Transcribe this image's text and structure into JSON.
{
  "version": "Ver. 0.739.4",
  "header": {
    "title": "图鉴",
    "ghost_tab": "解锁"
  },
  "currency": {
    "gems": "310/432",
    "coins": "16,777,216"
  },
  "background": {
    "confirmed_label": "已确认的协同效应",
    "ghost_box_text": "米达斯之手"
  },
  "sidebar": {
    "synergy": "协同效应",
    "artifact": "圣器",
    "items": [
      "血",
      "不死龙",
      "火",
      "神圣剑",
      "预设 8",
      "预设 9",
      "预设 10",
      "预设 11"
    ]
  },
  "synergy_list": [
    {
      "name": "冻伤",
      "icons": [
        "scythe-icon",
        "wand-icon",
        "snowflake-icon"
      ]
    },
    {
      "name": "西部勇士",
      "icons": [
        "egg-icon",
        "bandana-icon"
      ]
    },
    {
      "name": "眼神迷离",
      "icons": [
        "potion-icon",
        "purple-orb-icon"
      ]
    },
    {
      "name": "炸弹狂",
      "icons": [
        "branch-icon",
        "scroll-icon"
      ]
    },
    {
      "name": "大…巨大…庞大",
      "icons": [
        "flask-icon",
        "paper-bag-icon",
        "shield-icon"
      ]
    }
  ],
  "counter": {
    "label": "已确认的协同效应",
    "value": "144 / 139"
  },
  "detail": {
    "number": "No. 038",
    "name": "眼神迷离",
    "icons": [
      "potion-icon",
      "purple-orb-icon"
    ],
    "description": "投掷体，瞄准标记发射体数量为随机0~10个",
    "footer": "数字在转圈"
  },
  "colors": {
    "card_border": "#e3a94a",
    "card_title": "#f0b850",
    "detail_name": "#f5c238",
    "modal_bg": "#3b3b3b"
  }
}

#### [Exercise]
Word for word, quote all of the data above.

#### [Result for this task]
Transcribe this image's text and structure into JSON.
{
  "version": "Ver. 0.739.4",
  "header": {
    "title": "图鉴",
    "ghost_tab": "解锁"
  },
  "currency": {
    "gems": "310/432",
    "coins": "16,777,216"
  },
  "background": {
    "confirmed_label": "已确认的协同效应",
    "ghost_box_text": "米达斯之手"
  },
  "sidebar": {
    "synergy": "协同效应",
    "artifact": "圣器",
    "items": [
      "血",
      "不死龙",
      "火",
      "神圣剑",
      "预设 8",
      "预设 9",
      "预设 10",
      "预设 11"
    ]
  },
  "synergy_list": [
    {
      "name": "冻伤",
      "icons": [
        "scythe-icon",
        "wand-icon",
        "snowflake-icon"
      ]
    },
    {
      "name": "西部勇士",
      "icons": [
        "egg-icon",
        "bandana-icon"
      ]
    },
    {
      "name": "眼神迷离",
      "icons": [
        "potion-icon",
        "purple-orb-icon"
      ]
    },
    {
      "name": "炸弹狂",
      "icons": [
        "branch-icon",
        "scroll-icon"
      ]
    },
    {
      "name": "大…巨大…庞大",
      "icons": [
        "flask-icon",
        "paper-bag-icon",
        "shield-icon"
      ]
    }
  ],
  "counter": {
    "label": "已确认的协同效应",
    "value": "144 / 139"
  },
  "detail": {
    "number": "No. 038",
    "name": "眼神迷离",
    "icons": [
      "potion-icon",
      "purple-orb-icon"
    ],
    "description": "投掷体，瞄准标记发射体数量为随机0~10个",
    "footer": "数字在转圈"
  },
  "colors": {
    "card_border": "#e3a94a",
    "card_title": "#f0b850",
    "detail_name": "#f5c238",
    "modal_bg": "#3b3b3b"
  }
}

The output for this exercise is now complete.